WHAT YOU SHOULD DO: Copy out all lines in the data below containing the string "tumor".

____________

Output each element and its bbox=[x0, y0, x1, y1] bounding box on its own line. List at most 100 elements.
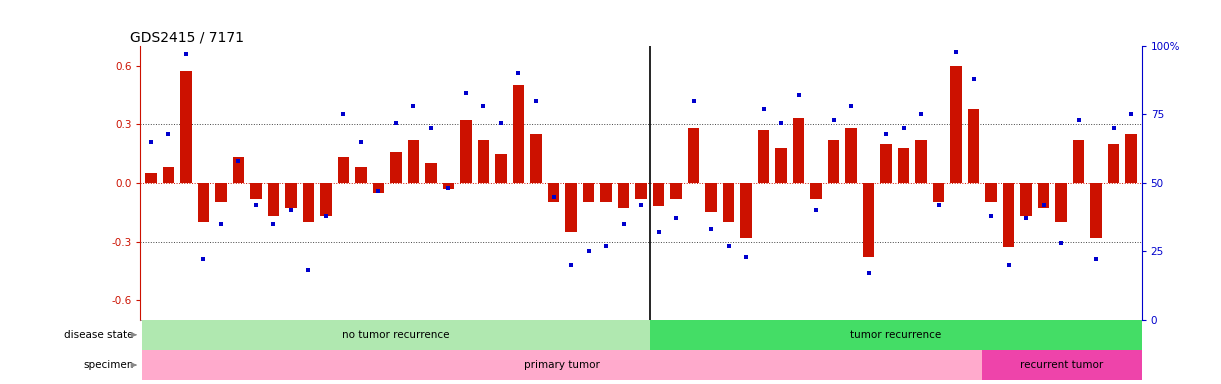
Point bbox=[159, 131, 178, 137]
Point bbox=[806, 207, 825, 214]
Point bbox=[894, 125, 913, 131]
Point bbox=[684, 98, 703, 104]
Bar bbox=[1055, 183, 1067, 222]
Bar bbox=[425, 163, 437, 183]
Point bbox=[562, 262, 581, 268]
Point bbox=[438, 185, 458, 192]
Bar bbox=[215, 183, 227, 202]
Bar bbox=[758, 130, 769, 183]
Point bbox=[491, 120, 510, 126]
Bar bbox=[650, 319, 1142, 350]
Point bbox=[316, 213, 336, 219]
Point bbox=[1087, 257, 1106, 263]
Bar bbox=[443, 183, 454, 189]
Bar bbox=[496, 154, 507, 183]
Bar bbox=[653, 183, 664, 206]
Point bbox=[142, 139, 161, 145]
Point bbox=[963, 76, 983, 82]
Point bbox=[631, 202, 651, 208]
Point bbox=[648, 229, 668, 235]
Point bbox=[369, 188, 388, 194]
Bar bbox=[142, 319, 650, 350]
Point bbox=[911, 111, 930, 118]
Bar bbox=[670, 183, 681, 199]
Bar bbox=[355, 167, 366, 183]
Point bbox=[543, 194, 563, 200]
Point bbox=[614, 221, 634, 227]
Point bbox=[789, 92, 808, 98]
Text: recurrent tumor: recurrent tumor bbox=[1021, 360, 1104, 370]
Bar bbox=[565, 183, 576, 232]
Point bbox=[929, 202, 949, 208]
Point bbox=[824, 117, 844, 123]
Bar bbox=[618, 183, 629, 208]
Bar bbox=[1038, 183, 1049, 208]
Point bbox=[228, 158, 248, 164]
Bar bbox=[267, 183, 280, 216]
Point bbox=[1034, 202, 1054, 208]
Bar bbox=[460, 120, 471, 183]
Bar bbox=[338, 157, 349, 183]
Text: no tumor recurrence: no tumor recurrence bbox=[342, 330, 449, 340]
Text: tumor recurrence: tumor recurrence bbox=[850, 330, 941, 340]
Point bbox=[858, 270, 878, 276]
Bar bbox=[513, 85, 524, 183]
Bar bbox=[968, 109, 979, 183]
Point bbox=[719, 243, 739, 249]
Point bbox=[982, 213, 1001, 219]
Point bbox=[1121, 111, 1140, 118]
Bar bbox=[198, 183, 209, 222]
Bar bbox=[303, 183, 314, 222]
Bar bbox=[845, 128, 857, 183]
Point bbox=[333, 111, 353, 118]
Bar bbox=[1126, 134, 1137, 183]
Bar bbox=[372, 183, 385, 193]
Bar bbox=[985, 183, 996, 202]
Bar bbox=[548, 183, 559, 202]
Bar bbox=[233, 157, 244, 183]
Point bbox=[772, 120, 791, 126]
Bar bbox=[828, 140, 839, 183]
Bar bbox=[145, 173, 156, 183]
Point bbox=[667, 215, 686, 222]
Bar bbox=[1107, 144, 1120, 183]
Text: primary tumor: primary tumor bbox=[524, 360, 601, 370]
Point bbox=[281, 207, 300, 214]
Point bbox=[386, 120, 405, 126]
Bar bbox=[601, 183, 612, 202]
Bar bbox=[1090, 183, 1101, 238]
Point bbox=[176, 51, 195, 57]
Bar bbox=[1002, 183, 1015, 247]
Point bbox=[474, 103, 493, 109]
Bar bbox=[250, 183, 261, 199]
Point bbox=[946, 48, 966, 55]
Bar bbox=[933, 183, 944, 202]
Text: GDS2415 / 7171: GDS2415 / 7171 bbox=[131, 31, 244, 45]
Point bbox=[264, 221, 283, 227]
Bar bbox=[811, 183, 822, 199]
Point bbox=[579, 248, 598, 254]
Point bbox=[404, 103, 424, 109]
Point bbox=[877, 131, 896, 137]
Point bbox=[211, 221, 231, 227]
Point bbox=[299, 267, 319, 273]
Bar bbox=[775, 148, 786, 183]
Bar bbox=[897, 148, 910, 183]
Point bbox=[1068, 117, 1088, 123]
Bar bbox=[740, 183, 752, 238]
Bar bbox=[723, 183, 734, 222]
Bar bbox=[687, 128, 700, 183]
Point bbox=[701, 226, 720, 232]
Point bbox=[736, 254, 756, 260]
Point bbox=[1016, 215, 1035, 222]
Bar bbox=[391, 152, 402, 183]
Bar bbox=[635, 183, 647, 199]
Point bbox=[509, 70, 529, 76]
Bar bbox=[162, 167, 175, 183]
Bar bbox=[1021, 183, 1032, 216]
Point bbox=[352, 139, 371, 145]
Point bbox=[1051, 240, 1071, 246]
Point bbox=[247, 202, 266, 208]
Bar bbox=[1073, 140, 1084, 183]
Point bbox=[1104, 125, 1123, 131]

____________

WRITTEN SOLUTION:
Text: recurrent tumor: recurrent tumor bbox=[1021, 360, 1104, 370]
Text: no tumor recurrence: no tumor recurrence bbox=[342, 330, 449, 340]
Text: tumor recurrence: tumor recurrence bbox=[850, 330, 941, 340]
Text: primary tumor: primary tumor bbox=[524, 360, 601, 370]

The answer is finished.